• [Directive]: The entries below should be output exactly as written.
___
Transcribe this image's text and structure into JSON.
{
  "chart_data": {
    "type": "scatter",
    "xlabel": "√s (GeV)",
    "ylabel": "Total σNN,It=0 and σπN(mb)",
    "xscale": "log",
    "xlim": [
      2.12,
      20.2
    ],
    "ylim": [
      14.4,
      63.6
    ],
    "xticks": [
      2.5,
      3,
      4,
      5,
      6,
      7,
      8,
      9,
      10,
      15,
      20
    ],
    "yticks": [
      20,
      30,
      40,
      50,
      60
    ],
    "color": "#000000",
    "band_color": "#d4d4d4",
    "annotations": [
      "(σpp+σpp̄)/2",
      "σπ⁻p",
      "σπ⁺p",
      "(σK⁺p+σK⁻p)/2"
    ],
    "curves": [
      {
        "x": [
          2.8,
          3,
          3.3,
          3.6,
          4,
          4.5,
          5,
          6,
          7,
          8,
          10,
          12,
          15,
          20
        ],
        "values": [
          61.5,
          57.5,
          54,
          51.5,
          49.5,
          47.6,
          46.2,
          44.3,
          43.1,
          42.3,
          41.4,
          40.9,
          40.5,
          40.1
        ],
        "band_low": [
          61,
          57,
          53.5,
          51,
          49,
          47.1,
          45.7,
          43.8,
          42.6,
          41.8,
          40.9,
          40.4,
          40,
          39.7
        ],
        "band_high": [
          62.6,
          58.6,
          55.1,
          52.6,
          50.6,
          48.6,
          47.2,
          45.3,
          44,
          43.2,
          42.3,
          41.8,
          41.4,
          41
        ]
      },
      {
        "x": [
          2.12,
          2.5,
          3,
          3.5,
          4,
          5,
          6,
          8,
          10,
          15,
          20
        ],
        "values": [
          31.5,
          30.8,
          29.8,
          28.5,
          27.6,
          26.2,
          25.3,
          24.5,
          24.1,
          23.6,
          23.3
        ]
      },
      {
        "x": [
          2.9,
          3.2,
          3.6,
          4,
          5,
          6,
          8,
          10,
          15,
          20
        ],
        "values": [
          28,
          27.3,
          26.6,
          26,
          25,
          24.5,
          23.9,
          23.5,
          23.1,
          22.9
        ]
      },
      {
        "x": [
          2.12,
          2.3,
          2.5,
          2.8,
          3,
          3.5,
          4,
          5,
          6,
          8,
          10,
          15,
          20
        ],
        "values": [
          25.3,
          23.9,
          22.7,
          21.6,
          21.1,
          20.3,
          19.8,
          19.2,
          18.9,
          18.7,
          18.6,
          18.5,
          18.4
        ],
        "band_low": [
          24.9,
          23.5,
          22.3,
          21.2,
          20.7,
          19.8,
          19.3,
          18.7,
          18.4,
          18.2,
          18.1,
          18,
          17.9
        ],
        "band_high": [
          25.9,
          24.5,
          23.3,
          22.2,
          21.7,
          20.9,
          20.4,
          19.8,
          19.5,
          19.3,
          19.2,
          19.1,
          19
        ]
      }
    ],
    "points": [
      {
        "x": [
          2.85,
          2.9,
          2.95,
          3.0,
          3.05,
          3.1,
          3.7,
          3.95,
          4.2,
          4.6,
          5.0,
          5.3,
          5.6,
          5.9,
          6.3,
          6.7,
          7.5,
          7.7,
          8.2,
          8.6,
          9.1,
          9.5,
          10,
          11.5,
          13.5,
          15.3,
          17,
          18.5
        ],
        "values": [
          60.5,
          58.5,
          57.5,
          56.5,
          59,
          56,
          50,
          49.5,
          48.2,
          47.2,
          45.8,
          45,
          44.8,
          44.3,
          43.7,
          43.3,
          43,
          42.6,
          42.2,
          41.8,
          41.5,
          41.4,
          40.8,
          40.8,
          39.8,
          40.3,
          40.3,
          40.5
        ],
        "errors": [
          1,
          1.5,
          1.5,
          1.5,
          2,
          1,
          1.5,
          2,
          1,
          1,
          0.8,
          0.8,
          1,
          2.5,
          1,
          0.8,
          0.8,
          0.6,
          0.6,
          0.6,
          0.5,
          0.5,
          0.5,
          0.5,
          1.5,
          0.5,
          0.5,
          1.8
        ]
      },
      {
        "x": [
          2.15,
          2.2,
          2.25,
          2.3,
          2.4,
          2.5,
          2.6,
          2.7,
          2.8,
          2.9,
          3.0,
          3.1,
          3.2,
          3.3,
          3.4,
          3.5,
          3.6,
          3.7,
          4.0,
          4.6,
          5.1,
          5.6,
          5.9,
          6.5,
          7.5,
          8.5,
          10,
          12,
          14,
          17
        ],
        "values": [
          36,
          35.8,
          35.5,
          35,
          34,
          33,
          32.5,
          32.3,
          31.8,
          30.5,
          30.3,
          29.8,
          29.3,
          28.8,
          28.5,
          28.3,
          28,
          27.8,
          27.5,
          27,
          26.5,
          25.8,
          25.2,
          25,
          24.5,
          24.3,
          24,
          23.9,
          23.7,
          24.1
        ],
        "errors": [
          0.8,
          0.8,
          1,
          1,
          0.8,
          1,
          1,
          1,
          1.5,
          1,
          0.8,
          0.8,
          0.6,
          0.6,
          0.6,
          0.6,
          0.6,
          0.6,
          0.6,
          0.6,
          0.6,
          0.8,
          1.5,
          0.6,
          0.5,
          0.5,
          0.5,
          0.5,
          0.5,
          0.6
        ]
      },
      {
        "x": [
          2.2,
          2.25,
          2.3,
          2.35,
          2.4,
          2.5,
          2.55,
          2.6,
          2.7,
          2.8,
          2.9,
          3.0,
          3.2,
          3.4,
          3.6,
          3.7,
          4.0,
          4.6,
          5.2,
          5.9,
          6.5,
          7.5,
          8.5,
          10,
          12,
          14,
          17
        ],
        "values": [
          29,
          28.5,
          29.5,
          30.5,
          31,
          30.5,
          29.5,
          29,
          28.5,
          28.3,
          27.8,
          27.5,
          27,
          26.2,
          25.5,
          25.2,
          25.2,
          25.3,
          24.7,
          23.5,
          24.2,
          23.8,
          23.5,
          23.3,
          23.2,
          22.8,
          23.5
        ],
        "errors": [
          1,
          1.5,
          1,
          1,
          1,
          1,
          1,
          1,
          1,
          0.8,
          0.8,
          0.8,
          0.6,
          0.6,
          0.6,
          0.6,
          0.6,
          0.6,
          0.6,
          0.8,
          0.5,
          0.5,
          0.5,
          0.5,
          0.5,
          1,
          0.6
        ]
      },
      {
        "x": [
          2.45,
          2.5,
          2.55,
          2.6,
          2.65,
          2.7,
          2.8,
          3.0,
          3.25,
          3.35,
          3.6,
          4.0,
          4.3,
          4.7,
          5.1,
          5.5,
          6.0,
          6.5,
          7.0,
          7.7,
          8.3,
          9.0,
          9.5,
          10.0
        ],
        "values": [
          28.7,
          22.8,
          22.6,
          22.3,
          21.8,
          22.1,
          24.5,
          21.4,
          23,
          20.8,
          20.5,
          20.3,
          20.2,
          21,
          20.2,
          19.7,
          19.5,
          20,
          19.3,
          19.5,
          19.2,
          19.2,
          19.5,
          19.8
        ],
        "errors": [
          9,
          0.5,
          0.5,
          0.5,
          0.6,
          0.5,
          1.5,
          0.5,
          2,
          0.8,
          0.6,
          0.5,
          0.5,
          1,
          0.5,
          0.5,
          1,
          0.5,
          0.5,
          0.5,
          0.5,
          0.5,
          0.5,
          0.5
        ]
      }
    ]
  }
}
___
• [Correct result]:
Transcribe this image's text and structure into JSON.
{
  "chart_data": {
    "type": "scatter",
    "xlabel": "√s (GeV)",
    "ylabel": "Total σNN,It=0 and σπN(mb)",
    "xscale": "log",
    "xlim": [
      2.12,
      20.2
    ],
    "ylim": [
      14.4,
      63.6
    ],
    "xticks": [
      2.5,
      3,
      4,
      5,
      6,
      7,
      8,
      9,
      10,
      15,
      20
    ],
    "yticks": [
      20,
      30,
      40,
      50,
      60
    ],
    "color": "#000000",
    "band_color": "#d4d4d4",
    "annotations": [
      "(σpp+σpp̄)/2",
      "σπ⁻p",
      "σπ⁺p",
      "(σK⁺p+σK⁻p)/2"
    ],
    "curves": [
      {
        "x": [
          2.8,
          3,
          3.3,
          3.6,
          4,
          4.5,
          5,
          6,
          7,
          8,
          10,
          12,
          15,
          20
        ],
        "values": [
          61.5,
          57.5,
          54,
          51.5,
          49.5,
          47.6,
          46.2,
          44.3,
          43.1,
          42.3,
          41.4,
          40.9,
          40.5,
          40.1
        ],
        "band_low": [
          61,
          57,
          53.5,
          51,
          49,
          47.1,
          45.7,
          43.8,
          42.6,
          41.8,
          40.9,
          40.4,
          40,
          39.7
        ],
        "band_high": [
          62.6,
          58.6,
          55.1,
          52.6,
          50.6,
          48.6,
          47.2,
          45.3,
          44,
          43.2,
          42.3,
          41.8,
          41.4,
          41
        ]
      },
      {
        "x": [
          2.12,
          2.5,
          3,
          3.5,
          4,
          5,
          6,
          8,
          10,
          15,
          20
        ],
        "values": [
          31.5,
          30.8,
          29.8,
          28.5,
          27.6,
          26.2,
          25.3,
          24.5,
          24.1,
          23.6,
          23.3
        ]
      },
      {
        "x": [
          2.9,
          3.2,
          3.6,
          4,
          5,
          6,
          8,
          10,
          15,
          20
        ],
        "values": [
          28,
          27.3,
          26.6,
          26,
          25,
          24.5,
          23.9,
          23.5,
          23.1,
          22.9
        ]
      },
      {
        "x": [
          2.12,
          2.3,
          2.5,
          2.8,
          3,
          3.5,
          4,
          5,
          6,
          8,
          10,
          15,
          20
        ],
        "values": [
          25.3,
          23.9,
          22.7,
          21.6,
          21.1,
          20.3,
          19.8,
          19.2,
          18.9,
          18.7,
          18.6,
          18.5,
          18.4
        ],
        "band_low": [
          24.9,
          23.5,
          22.3,
          21.2,
          20.7,
          19.8,
          19.3,
          18.7,
          18.4,
          18.2,
          18.1,
          18,
          17.9
        ],
        "band_high": [
          25.9,
          24.5,
          23.3,
          22.2,
          21.7,
          20.9,
          20.4,
          19.8,
          19.5,
          19.3,
          19.2,
          19.1,
          19
        ]
      }
    ],
    "points": [
      {
        "x": [
          2.85,
          2.9,
          2.95,
          3.0,
          3.05,
          3.1,
          3.7,
          3.95,
          4.2,
          4.6,
          5.0,
          5.3,
          5.6,
          5.9,
          6.3,
          6.7,
          7.5,
          7.7,
          8.2,
          8.6,
          9.1,
          9.5,
          10,
          11.5,
          13.5,
          15.3,
          17,
          18.5
        ],
        "values": [
          60.5,
          58.5,
          57.5,
          56.5,
          59,
          56,
          50,
          49.5,
          48.2,
          47.2,
          45.8,
          45,
          44.8,
          44.3,
          43.7,
          43.3,
          43,
          42.6,
          42.2,
          41.8,
          41.5,
          41.4,
          40.8,
          40.8,
          39.8,
          40.3,
          40.3,
          40.5
        ],
        "errors": [
          1,
          1.5,
          1.5,
          1.5,
          2,
          1,
          1.5,
          2,
          1,
          1,
          0.8,
          0.8,
          1,
          2.5,
          1,
          0.8,
          0.8,
          0.6,
          0.6,
          0.6,
          0.5,
          0.5,
          0.5,
          0.5,
          1.5,
          0.5,
          0.5,
          1.8
        ]
      },
      {
        "x": [
          2.15,
          2.2,
          2.25,
          2.3,
          2.4,
          2.5,
          2.6,
          2.7,
          2.8,
          2.9,
          3.0,
          3.1,
          3.2,
          3.3,
          3.4,
          3.5,
          3.6,
          3.7,
          4.0,
          4.6,
          5.1,
          5.6,
          5.9,
          6.5,
          7.5,
          8.5,
          10,
          12,
          14,
          17
        ],
        "values": [
          36,
          35.8,
          35.5,
          35,
          34,
          33,
          32.5,
          32.3,
          31.8,
          30.5,
          30.3,
          29.8,
          29.3,
          28.8,
          28.5,
          28.3,
          28,
          27.8,
          27.5,
          27,
          26.5,
          25.8,
          25.2,
          25,
          24.5,
          24.3,
          24,
          23.9,
          23.7,
          24.1
        ],
        "errors": [
          0.8,
          0.8,
          1,
          1,
          0.8,
          1,
          1,
          1,
          1.5,
          1,
          0.8,
          0.8,
          0.6,
          0.6,
          0.6,
          0.6,
          0.6,
          0.6,
          0.6,
          0.6,
          0.6,
          0.8,
          1.5,
          0.6,
          0.5,
          0.5,
          0.5,
          0.5,
          0.5,
          0.6
        ]
      },
      {
        "x": [
          2.2,
          2.25,
          2.3,
          2.35,
          2.4,
          2.5,
          2.55,
          2.6,
          2.7,
          2.8,
          2.9,
          3.0,
          3.2,
          3.4,
          3.6,
          3.7,
          4.0,
          4.6,
          5.2,
          5.9,
          6.5,
          7.5,
          8.5,
          10,
          12,
          14,
          17
        ],
        "values": [
          29,
          28.5,
          29.5,
          30.5,
          31,
          30.5,
          29.5,
          29,
          28.5,
          28.3,
          27.8,
          27.5,
          27,
          26.2,
          25.5,
          25.2,
          25.2,
          25.3,
          24.7,
          23.5,
          24.2,
          23.8,
          23.5,
          23.3,
          23.2,
          22.8,
          23.5
        ],
        "errors": [
          1,
          1.5,
          1,
          1,
          1,
          1,
          1,
          1,
          1,
          0.8,
          0.8,
          0.8,
          0.6,
          0.6,
          0.6,
          0.6,
          0.6,
          0.6,
          0.6,
          0.8,
          0.5,
          0.5,
          0.5,
          0.5,
          0.5,
          1,
          0.6
        ]
      },
      {
        "x": [
          2.45,
          2.5,
          2.55,
          2.6,
          2.65,
          2.7,
          2.8,
          3.0,
          3.25,
          3.35,
          3.6,
          4.0,
          4.3,
          4.7,
          5.1,
          5.5,
          6.0,
          6.5,
          7.0,
          7.7,
          8.3,
          9.0,
          9.5,
          10.0
        ],
        "values": [
          28.7,
          22.8,
          22.6,
          22.3,
          21.8,
          22.1,
          24.5,
          21.4,
          23,
          20.8,
          20.5,
          20.3,
          20.2,
          21,
          20.2,
          19.7,
          19.5,
          20,
          19.3,
          19.5,
          19.2,
          19.2,
          19.5,
          19.8
        ],
        "errors": [
          9,
          0.5,
          0.5,
          0.5,
          0.6,
          0.5,
          1.5,
          0.5,
          2,
          0.8,
          0.6,
          0.5,
          0.5,
          1,
          0.5,
          0.5,
          1,
          0.5,
          0.5,
          0.5,
          0.5,
          0.5,
          0.5,
          0.5
        ]
      }
    ]
  }
}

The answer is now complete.